Transcribe the listing verbatim. Do not carry over any pictures.

─── Material provided ───

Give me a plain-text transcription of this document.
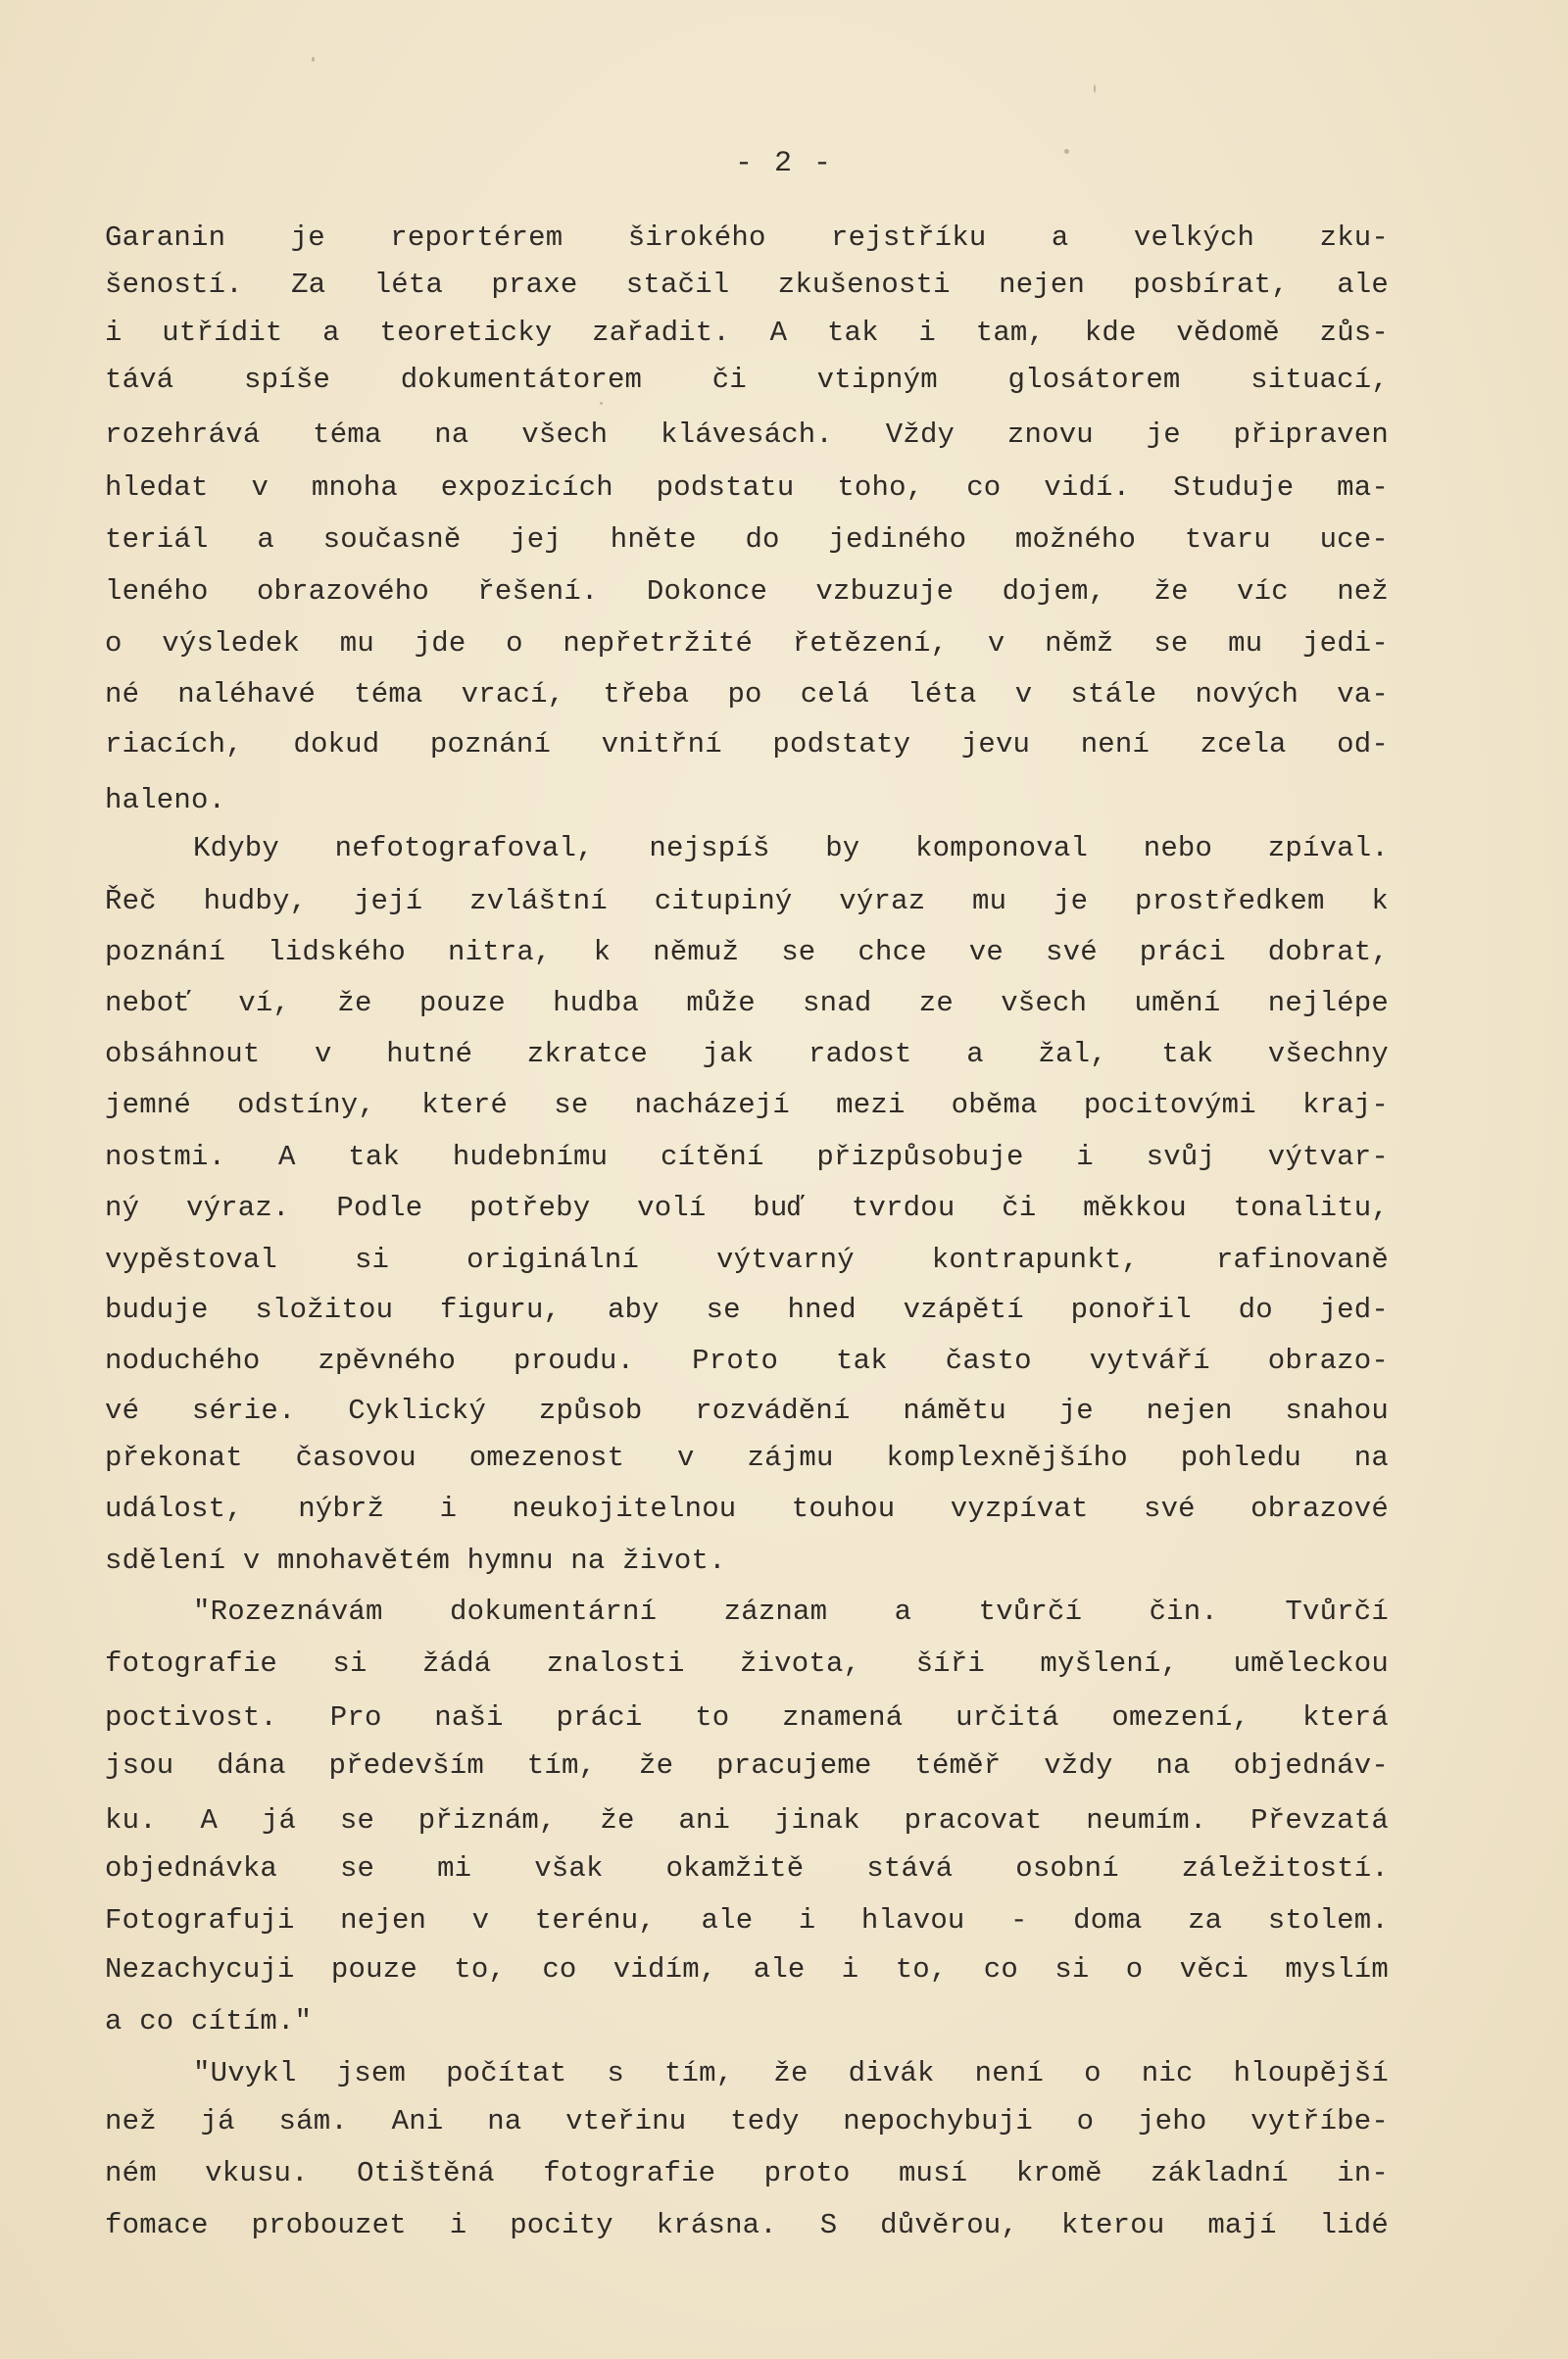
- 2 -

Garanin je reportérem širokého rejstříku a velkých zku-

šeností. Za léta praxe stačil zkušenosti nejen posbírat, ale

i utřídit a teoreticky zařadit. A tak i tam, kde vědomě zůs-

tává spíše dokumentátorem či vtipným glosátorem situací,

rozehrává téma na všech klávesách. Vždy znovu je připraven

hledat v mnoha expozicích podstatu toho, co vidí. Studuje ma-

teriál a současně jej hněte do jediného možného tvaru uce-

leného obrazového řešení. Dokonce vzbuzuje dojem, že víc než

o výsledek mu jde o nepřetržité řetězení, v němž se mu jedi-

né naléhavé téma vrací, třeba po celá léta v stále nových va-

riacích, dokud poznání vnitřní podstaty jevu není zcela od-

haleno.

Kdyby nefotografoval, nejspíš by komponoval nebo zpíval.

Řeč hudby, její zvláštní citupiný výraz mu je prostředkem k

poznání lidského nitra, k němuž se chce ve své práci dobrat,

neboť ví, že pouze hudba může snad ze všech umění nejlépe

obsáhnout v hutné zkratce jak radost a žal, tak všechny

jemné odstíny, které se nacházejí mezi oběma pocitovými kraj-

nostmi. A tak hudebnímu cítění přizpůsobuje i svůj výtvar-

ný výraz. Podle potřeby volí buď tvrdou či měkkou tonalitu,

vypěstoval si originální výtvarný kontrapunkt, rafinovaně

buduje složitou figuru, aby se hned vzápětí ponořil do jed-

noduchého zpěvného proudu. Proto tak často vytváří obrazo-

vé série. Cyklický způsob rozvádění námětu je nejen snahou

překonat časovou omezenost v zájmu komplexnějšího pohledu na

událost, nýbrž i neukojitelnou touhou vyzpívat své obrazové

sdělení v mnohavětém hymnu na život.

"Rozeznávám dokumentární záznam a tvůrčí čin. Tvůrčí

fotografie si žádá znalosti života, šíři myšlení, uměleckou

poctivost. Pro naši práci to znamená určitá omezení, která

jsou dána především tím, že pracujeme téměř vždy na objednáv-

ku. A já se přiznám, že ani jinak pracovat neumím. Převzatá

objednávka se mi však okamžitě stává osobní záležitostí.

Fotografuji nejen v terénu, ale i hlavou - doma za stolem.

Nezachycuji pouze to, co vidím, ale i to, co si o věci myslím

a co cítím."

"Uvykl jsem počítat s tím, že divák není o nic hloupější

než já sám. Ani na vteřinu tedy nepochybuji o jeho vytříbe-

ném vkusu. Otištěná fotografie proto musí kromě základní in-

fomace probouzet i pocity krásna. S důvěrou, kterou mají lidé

───

# [Problem solution]
Give me a plain-text transcription of this document.
- 2 -

Garanin je reportérem širokého rejstříku a velkých zku-

šeností. Za léta praxe stačil zkušenosti nejen posbírat, ale

i utřídit a teoreticky zařadit. A tak i tam, kde vědomě zůs-

tává spíše dokumentátorem či vtipným glosátorem situací,

rozehrává téma na všech klávesách. Vždy znovu je připraven

hledat v mnoha expozicích podstatu toho, co vidí. Studuje ma-

teriál a současně jej hněte do jediného možného tvaru uce-

leného obrazového řešení. Dokonce vzbuzuje dojem, že víc než

o výsledek mu jde o nepřetržité řetězení, v němž se mu jedi-

né naléhavé téma vrací, třeba po celá léta v stále nových va-

riacích, dokud poznání vnitřní podstaty jevu není zcela od-

haleno.

Kdyby nefotografoval, nejspíš by komponoval nebo zpíval.

Řeč hudby, její zvláštní citupiný výraz mu je prostředkem k

poznání lidského nitra, k němuž se chce ve své práci dobrat,

neboť ví, že pouze hudba může snad ze všech umění nejlépe

obsáhnout v hutné zkratce jak radost a žal, tak všechny

jemné odstíny, které se nacházejí mezi oběma pocitovými kraj-

nostmi. A tak hudebnímu cítění přizpůsobuje i svůj výtvar-

ný výraz. Podle potřeby volí buď tvrdou či měkkou tonalitu,

vypěstoval si originální výtvarný kontrapunkt, rafinovaně

buduje složitou figuru, aby se hned vzápětí ponořil do jed-

noduchého zpěvného proudu. Proto tak často vytváří obrazo-

vé série. Cyklický způsob rozvádění námětu je nejen snahou

překonat časovou omezenost v zájmu komplexnějšího pohledu na

událost, nýbrž i neukojitelnou touhou vyzpívat své obrazové

sdělení v mnohavětém hymnu na život.

"Rozeznávám dokumentární záznam a tvůrčí čin. Tvůrčí

fotografie si žádá znalosti života, šíři myšlení, uměleckou

poctivost. Pro naši práci to znamená určitá omezení, která

jsou dána především tím, že pracujeme téměř vždy na objednáv-

ku. A já se přiznám, že ani jinak pracovat neumím. Převzatá

objednávka se mi však okamžitě stává osobní záležitostí.

Fotografuji nejen v terénu, ale i hlavou - doma za stolem.

Nezachycuji pouze to, co vidím, ale i to, co si o věci myslím

a co cítím."

"Uvykl jsem počítat s tím, že divák není o nic hloupější

než já sám. Ani na vteřinu tedy nepochybuji o jeho vytříbe-

ném vkusu. Otištěná fotografie proto musí kromě základní in-

fomace probouzet i pocity krásna. S důvěrou, kterou mají lidé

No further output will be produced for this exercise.